> Given task: Determine which lines of the records include the word "this", and copy them.

> Exercise materials:
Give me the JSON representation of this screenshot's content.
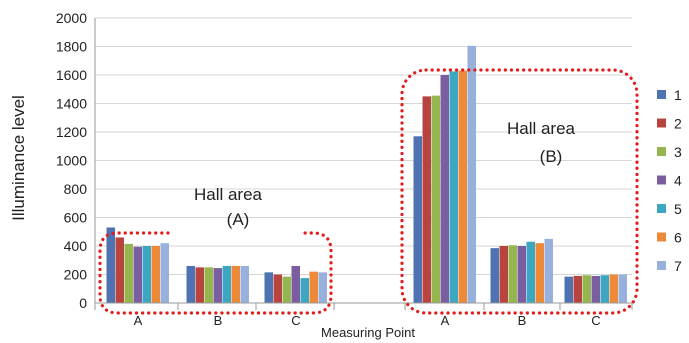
{
  "chart_data": {
    "type": "bar",
    "ylabel": "Illuminance  level",
    "xlabel": "Measuring Point",
    "ylim": [
      0,
      2000
    ],
    "yticks": [
      0,
      200,
      400,
      600,
      800,
      1000,
      1200,
      1400,
      1600,
      1800,
      2000
    ],
    "grid": true,
    "legend_position": "right",
    "colors": [
      "#4f73b2",
      "#b84440",
      "#95b64e",
      "#7a5ea0",
      "#3da6c1",
      "#ec8a3a",
      "#98b0dc"
    ],
    "categories": [
      "A",
      "B",
      "C",
      "A",
      "B",
      "C"
    ],
    "series": [
      {
        "name": "1",
        "values": [
          530,
          260,
          215,
          1170,
          385,
          185
        ]
      },
      {
        "name": "2",
        "values": [
          460,
          250,
          200,
          1450,
          400,
          190
        ]
      },
      {
        "name": "3",
        "values": [
          415,
          250,
          185,
          1455,
          405,
          195
        ]
      },
      {
        "name": "4",
        "values": [
          395,
          245,
          260,
          1600,
          400,
          190
        ]
      },
      {
        "name": "5",
        "values": [
          400,
          260,
          175,
          1625,
          430,
          195
        ]
      },
      {
        "name": "6",
        "values": [
          400,
          260,
          220,
          1630,
          420,
          200
        ]
      },
      {
        "name": "7",
        "values": [
          420,
          260,
          215,
          1805,
          450,
          200
        ]
      }
    ],
    "annotations": [
      {
        "line1": "Hall  area",
        "line2": "(A)"
      },
      {
        "line1": "Hall  area",
        "line2": "(B)"
      }
    ]
  }
}
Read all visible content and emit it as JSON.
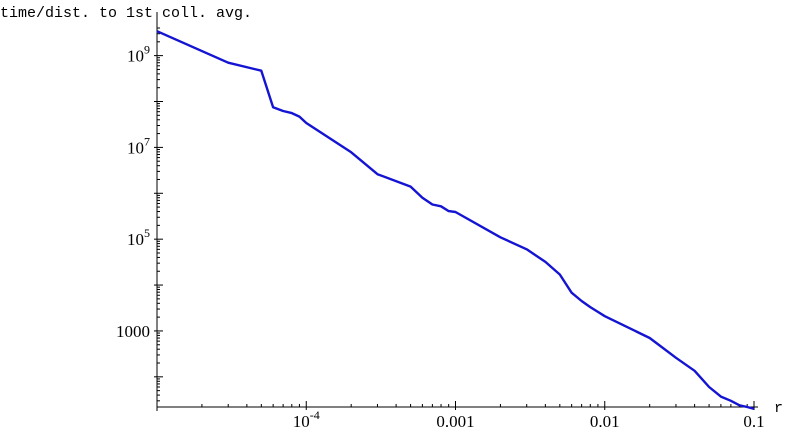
{
  "chart_data": {
    "type": "line",
    "title": "",
    "ylabel": "time/dist. to 1st coll. avg.",
    "xlabel": "r",
    "x_scale": "log",
    "y_scale": "log",
    "xlim": [
      1e-05,
      0.1
    ],
    "ylim": [
      22,
      4000000000
    ],
    "grid": false,
    "line_color": "#1414d2",
    "x_ticks": [
      {
        "value": 0.0001,
        "base": "10",
        "exp": "-4"
      },
      {
        "value": 0.001,
        "label": "0.001"
      },
      {
        "value": 0.01,
        "label": "0.01"
      },
      {
        "value": 0.1,
        "label": "0.1"
      }
    ],
    "y_ticks": [
      {
        "value": 1000000000,
        "base": "10",
        "exp": "9"
      },
      {
        "value": 10000000,
        "base": "10",
        "exp": "7"
      },
      {
        "value": 100000,
        "base": "10",
        "exp": "5"
      },
      {
        "value": 1000,
        "label": "1000"
      }
    ],
    "series": [
      {
        "x": [
          1e-05,
          3e-05,
          5e-05,
          6e-05,
          7e-05,
          8e-05,
          9e-05,
          0.0001,
          0.0002,
          0.0003,
          0.0005,
          0.0006,
          0.0007,
          0.0008,
          0.0009,
          0.001,
          0.002,
          0.003,
          0.004,
          0.005,
          0.006,
          0.007,
          0.008,
          0.009,
          0.01,
          0.02,
          0.03,
          0.04,
          0.05,
          0.06,
          0.07,
          0.08,
          0.09,
          0.1
        ],
        "y": [
          3400000000,
          700000000,
          470000000,
          75000000,
          62000000,
          56000000,
          47000000,
          34000000,
          7800000,
          2600000,
          1400000,
          800000,
          570000,
          520000,
          410000,
          390000,
          110000,
          60000,
          32000,
          17000,
          6800,
          4500,
          3300,
          2600,
          2100,
          700,
          260,
          135,
          60,
          37,
          30,
          24,
          22,
          20
        ]
      }
    ]
  }
}
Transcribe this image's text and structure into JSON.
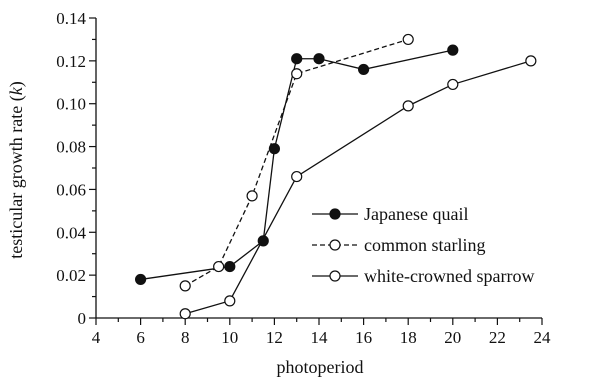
{
  "chart_data": {
    "type": "line",
    "xlabel": "photoperiod",
    "ylabel": "testicular growth rate (k)",
    "xlim": [
      4,
      24
    ],
    "ylim": [
      0,
      0.14
    ],
    "x_ticks": [
      "4",
      "6",
      "8",
      "10",
      "12",
      "14",
      "16",
      "18",
      "20",
      "22",
      "24"
    ],
    "y_ticks": [
      "0",
      "0.02",
      "0.04",
      "0.06",
      "0.08",
      "0.10",
      "0.12",
      "0.14"
    ],
    "grid": false,
    "legend_position": "right-center",
    "series": [
      {
        "name": "Japanese quail",
        "line_style": "solid",
        "marker": "filled-circle",
        "x": [
          6,
          10,
          11.5,
          12,
          13,
          14,
          16,
          20
        ],
        "y": [
          0.018,
          0.024,
          0.036,
          0.079,
          0.121,
          0.121,
          0.116,
          0.125
        ]
      },
      {
        "name": "common starling",
        "line_style": "dashed",
        "marker": "open-circle",
        "x": [
          8,
          9.5,
          11,
          13,
          18
        ],
        "y": [
          0.015,
          0.024,
          0.057,
          0.114,
          0.13
        ]
      },
      {
        "name": "white-crowned sparrow",
        "line_style": "solid",
        "marker": "open-circle",
        "x": [
          8,
          10,
          13,
          18,
          20,
          23.5
        ],
        "y": [
          0.002,
          0.008,
          0.066,
          0.099,
          0.109,
          0.12
        ]
      }
    ]
  }
}
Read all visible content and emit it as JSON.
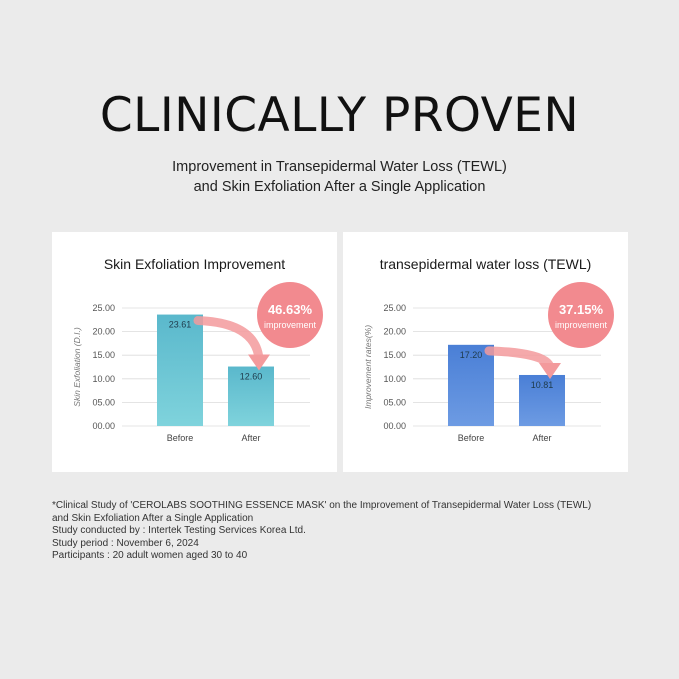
{
  "headline": "CLINICALLY PROVEN",
  "subtitle": {
    "line1": "Improvement in Transepidermal Water Loss (TEWL)",
    "line2": "and Skin Exfoliation After a Single Application"
  },
  "chart_data": [
    {
      "type": "bar",
      "title": "Skin Exfoliation Improvement",
      "ylabel": "Skin Exfoliation (D.I.)",
      "xlabel": "",
      "categories": [
        "Before",
        "After"
      ],
      "values": [
        23.61,
        12.6
      ],
      "value_labels": [
        "23.61",
        "12.60"
      ],
      "yticks": [
        "00.00",
        "05.00",
        "10.00",
        "15.00",
        "20.00",
        "25.00"
      ],
      "ylim": [
        0,
        25
      ],
      "grid": true,
      "bar_color_top": "#5ab8cc",
      "bar_color_bottom": "#7fd3dc",
      "badge": {
        "value": "46.63%",
        "label": "improvement"
      }
    },
    {
      "type": "bar",
      "title": "transepidermal water loss (TEWL)",
      "ylabel": "Improvement rates(%)",
      "xlabel": "",
      "categories": [
        "Before",
        "After"
      ],
      "values": [
        17.2,
        10.81
      ],
      "value_labels": [
        "17.20",
        "10.81"
      ],
      "yticks": [
        "00.00",
        "05.00",
        "10.00",
        "15.00",
        "20.00",
        "25.00"
      ],
      "ylim": [
        0,
        25
      ],
      "grid": true,
      "bar_color_top": "#4a7fd6",
      "bar_color_bottom": "#6d9be3",
      "badge": {
        "value": "37.15%",
        "label": "improvement"
      }
    }
  ],
  "badge_color": "#f28a8f",
  "arrow_color": "#f39a9c",
  "footnote": {
    "line1": "*Clinical Study of 'CEROLABS SOOTHING ESSENCE MASK' on the Improvement of Transepidermal Water Loss (TEWL)",
    "line2": "and Skin Exfoliation After a Single Application",
    "line3": "Study conducted by : Intertek Testing Services Korea Ltd.",
    "line4": "Study period : November 6, 2024",
    "line5": "Participants : 20 adult women aged 30 to 40"
  }
}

> Response:
Give me the JSON representation of this screenshot's content.
Transcribe this image's text and structure into JSON.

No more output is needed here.